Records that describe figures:

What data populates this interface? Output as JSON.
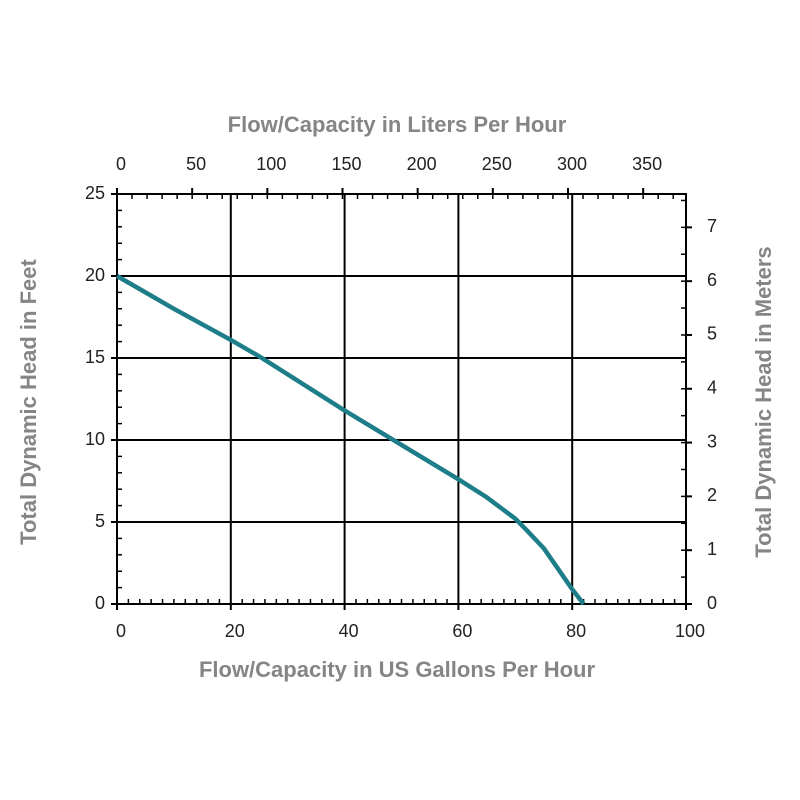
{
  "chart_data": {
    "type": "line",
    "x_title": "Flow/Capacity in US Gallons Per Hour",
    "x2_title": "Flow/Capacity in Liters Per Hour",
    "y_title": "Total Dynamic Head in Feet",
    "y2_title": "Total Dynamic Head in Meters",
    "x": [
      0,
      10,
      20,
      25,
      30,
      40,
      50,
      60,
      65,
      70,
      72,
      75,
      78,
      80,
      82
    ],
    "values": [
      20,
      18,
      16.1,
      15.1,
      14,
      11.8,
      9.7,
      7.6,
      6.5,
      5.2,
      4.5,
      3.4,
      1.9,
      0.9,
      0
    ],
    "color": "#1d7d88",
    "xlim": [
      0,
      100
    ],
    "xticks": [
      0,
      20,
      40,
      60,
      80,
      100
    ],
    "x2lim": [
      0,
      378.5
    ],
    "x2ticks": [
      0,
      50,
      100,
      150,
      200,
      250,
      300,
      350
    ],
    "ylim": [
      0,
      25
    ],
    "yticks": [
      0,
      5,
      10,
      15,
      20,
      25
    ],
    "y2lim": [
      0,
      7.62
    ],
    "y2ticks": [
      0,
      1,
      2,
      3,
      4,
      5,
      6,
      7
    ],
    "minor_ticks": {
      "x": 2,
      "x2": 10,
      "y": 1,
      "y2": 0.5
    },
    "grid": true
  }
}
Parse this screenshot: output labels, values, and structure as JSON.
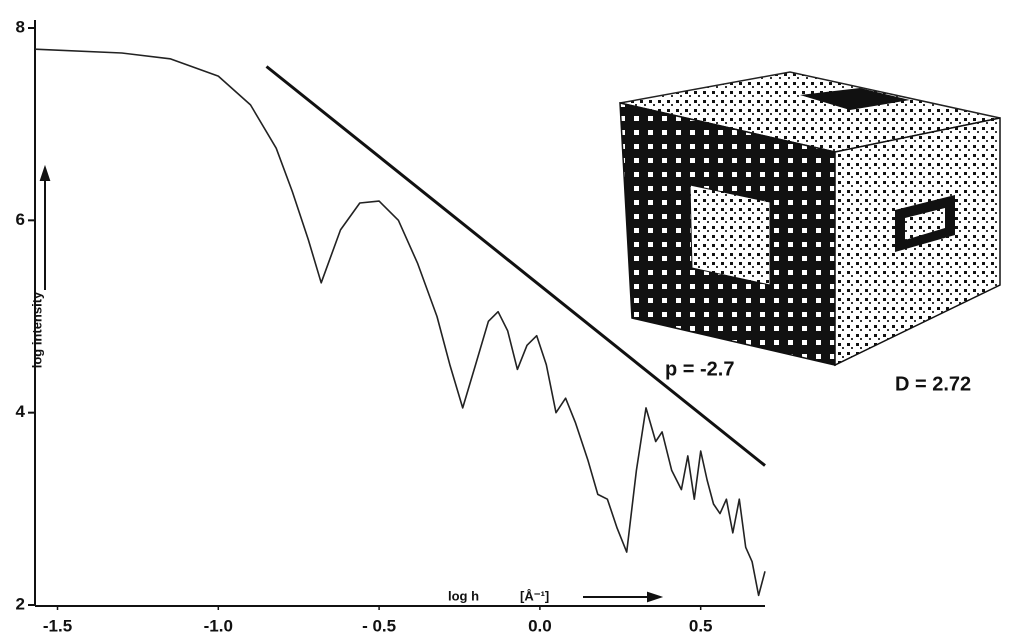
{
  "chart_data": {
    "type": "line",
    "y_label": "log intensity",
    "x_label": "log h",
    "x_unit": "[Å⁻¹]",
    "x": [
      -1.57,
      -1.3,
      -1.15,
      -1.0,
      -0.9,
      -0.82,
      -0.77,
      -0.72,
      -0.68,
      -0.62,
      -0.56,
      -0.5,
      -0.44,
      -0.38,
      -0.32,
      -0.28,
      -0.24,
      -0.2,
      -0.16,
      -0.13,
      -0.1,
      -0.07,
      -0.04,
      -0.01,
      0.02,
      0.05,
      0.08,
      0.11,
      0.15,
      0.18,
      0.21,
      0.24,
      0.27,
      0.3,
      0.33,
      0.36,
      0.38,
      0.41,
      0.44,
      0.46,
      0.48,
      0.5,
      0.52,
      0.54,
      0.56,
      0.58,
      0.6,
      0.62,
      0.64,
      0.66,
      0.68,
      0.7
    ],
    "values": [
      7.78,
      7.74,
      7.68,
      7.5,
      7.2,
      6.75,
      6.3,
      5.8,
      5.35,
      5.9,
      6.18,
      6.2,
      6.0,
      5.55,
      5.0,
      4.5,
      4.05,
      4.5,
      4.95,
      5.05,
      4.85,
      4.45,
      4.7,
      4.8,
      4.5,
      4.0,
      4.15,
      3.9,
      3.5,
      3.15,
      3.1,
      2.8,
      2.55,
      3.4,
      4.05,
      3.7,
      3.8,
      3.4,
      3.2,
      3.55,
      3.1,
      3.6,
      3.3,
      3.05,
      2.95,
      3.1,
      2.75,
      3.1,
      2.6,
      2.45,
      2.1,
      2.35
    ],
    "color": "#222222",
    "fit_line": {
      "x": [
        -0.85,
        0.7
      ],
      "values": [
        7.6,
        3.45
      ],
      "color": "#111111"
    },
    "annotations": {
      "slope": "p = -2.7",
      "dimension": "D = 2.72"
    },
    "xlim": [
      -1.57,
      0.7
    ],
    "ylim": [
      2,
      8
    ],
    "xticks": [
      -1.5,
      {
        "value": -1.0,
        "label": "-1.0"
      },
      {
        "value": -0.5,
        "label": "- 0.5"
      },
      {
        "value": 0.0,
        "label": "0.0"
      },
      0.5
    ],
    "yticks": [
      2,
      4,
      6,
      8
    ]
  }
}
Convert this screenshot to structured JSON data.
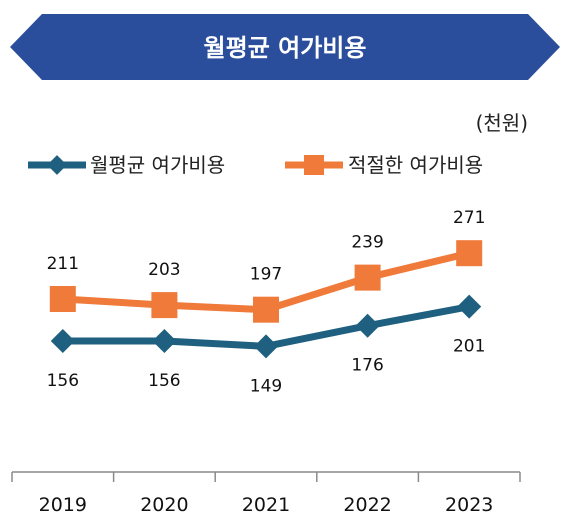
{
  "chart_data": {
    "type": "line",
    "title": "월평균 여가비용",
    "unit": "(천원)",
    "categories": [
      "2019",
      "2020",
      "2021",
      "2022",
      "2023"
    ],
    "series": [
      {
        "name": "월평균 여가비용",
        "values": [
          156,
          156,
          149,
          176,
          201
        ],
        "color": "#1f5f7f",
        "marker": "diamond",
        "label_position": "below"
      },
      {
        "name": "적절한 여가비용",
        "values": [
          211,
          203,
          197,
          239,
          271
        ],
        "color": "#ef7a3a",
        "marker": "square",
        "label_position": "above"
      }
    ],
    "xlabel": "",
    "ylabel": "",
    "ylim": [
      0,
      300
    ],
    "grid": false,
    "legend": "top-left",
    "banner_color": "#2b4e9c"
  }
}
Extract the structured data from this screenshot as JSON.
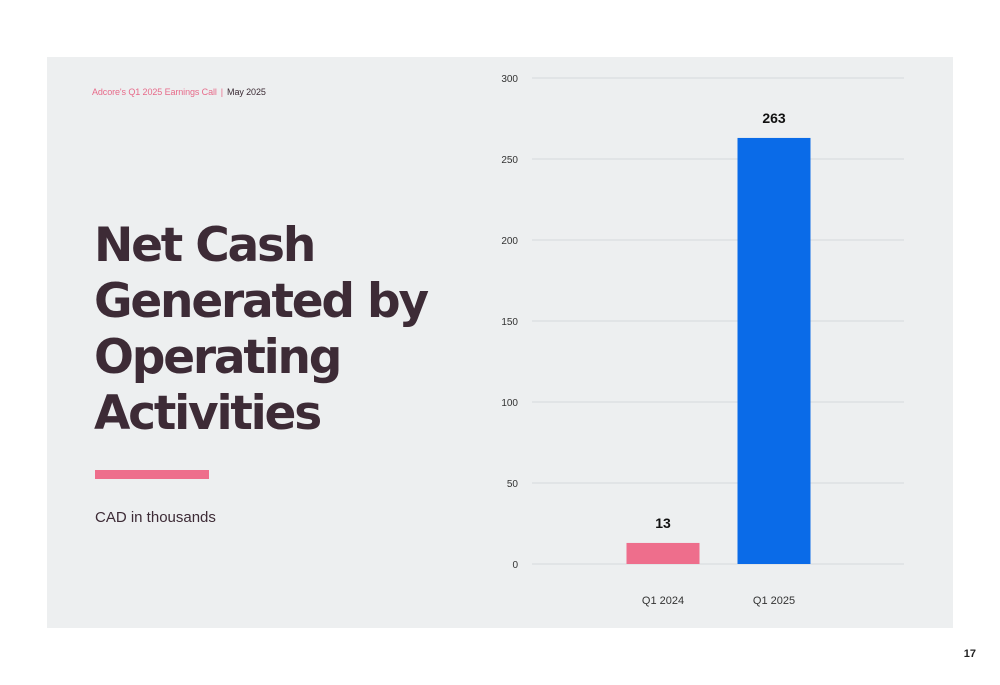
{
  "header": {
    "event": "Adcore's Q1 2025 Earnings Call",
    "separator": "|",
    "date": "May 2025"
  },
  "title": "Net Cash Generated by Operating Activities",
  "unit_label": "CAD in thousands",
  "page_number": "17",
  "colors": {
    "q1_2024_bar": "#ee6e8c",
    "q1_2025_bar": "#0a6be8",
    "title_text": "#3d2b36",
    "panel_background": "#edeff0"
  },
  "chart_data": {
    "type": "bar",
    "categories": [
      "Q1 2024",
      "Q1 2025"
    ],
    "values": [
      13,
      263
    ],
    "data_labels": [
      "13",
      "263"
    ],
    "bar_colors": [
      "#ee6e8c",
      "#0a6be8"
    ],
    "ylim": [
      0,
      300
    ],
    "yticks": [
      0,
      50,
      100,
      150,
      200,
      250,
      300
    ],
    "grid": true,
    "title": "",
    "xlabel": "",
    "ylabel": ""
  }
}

WHAT YOU HAVE TO DO:
Pull out and copy each line containing the string "screenshot".

TASK RESPONSE:
Parse this screenshot: output labels, values, and structure as JSON.
Convert this screenshot to structured JSON data.
Extract the structured data from this screenshot as JSON.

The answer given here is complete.